Um sobrinho do chefe do Primeiro Comando da Capital (PCC) recebeu repasses da Transunião Transportes S.A., empresa de ônibus investigada por lavagem de dinheiro. A apuração, decorrente da Operação Vérnix, revelou movimentação de R$ 746 milhões em créditos ligados ao esquema criminoso.
A investigação identificou que um parente do líder do PCC, Marcos Willians Herbas Camacho, era beneficiário direto de esquemas criados para ocultar recursos do crime organizado. Foram detectados repasses diretos de R$ 50 mil feitos pela Transunião a esse indivíduo, reforçando a suspeita de que a empresa de transporte participava da movimentação de valores ilícitos.

____

**Enunciado 1:**
Reproduza, sem nenhuma alteração, o trecho do texto sobre a Transunião que começa nas palavras "A investigação identificou" e vai até as palavras "de valores ilícitos.".
**Enunciado 2:**
Por favor, dê sequência ao texto sobre a Transunião, escrevendo a parte que viria logo após a última frase dele.

____

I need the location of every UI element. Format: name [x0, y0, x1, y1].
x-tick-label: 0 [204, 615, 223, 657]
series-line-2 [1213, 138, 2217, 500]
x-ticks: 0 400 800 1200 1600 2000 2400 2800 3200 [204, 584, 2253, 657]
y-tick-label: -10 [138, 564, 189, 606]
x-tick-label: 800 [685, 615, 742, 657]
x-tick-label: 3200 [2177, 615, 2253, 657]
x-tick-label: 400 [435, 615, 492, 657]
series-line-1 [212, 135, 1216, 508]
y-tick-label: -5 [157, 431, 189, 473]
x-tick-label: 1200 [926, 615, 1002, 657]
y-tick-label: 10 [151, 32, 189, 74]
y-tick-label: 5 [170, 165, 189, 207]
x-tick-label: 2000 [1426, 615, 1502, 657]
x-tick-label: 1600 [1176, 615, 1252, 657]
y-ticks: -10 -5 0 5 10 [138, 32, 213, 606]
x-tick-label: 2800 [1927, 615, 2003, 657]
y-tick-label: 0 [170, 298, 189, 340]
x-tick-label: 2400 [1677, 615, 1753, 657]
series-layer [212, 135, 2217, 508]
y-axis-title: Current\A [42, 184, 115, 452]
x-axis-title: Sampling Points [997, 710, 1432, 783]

____

**Espaço para resposta 1:**
A investigação identificou que um parente do líder do PCC, Marcos Willians Herbas Camacho, era beneficiário direto de esquemas criados para ocultar recursos do crime organizado. Foram detectados repasses diretos de R$ 50 mil feitos pela Transunião a esse indivíduo, reforçando a suspeita de que a empresa de transporte participava da movimentação de valores ilícitos.

**Espaço para resposta 2:**
Os dados levantados indicam que a movimentação total atingiu R$ 746 milhões em créditos. Desse montante, cerca de 40%, totalizando R$ 301.831, teriam origem em depósitos feitos em dinheiro vivo sem identificação, prática típica de lavagem de dinheiro.
A Transunião, alvo da Operação Última Parada, também mantinha laços com outros membros do núcleo financeiro do PCC. Entre eles, Everton de Souza, apontado como operador responsável por supervisionar os fluxos financeiros da facção. A Justiça determinou o afastamento imediato de todos os diretores e administradores da empresa.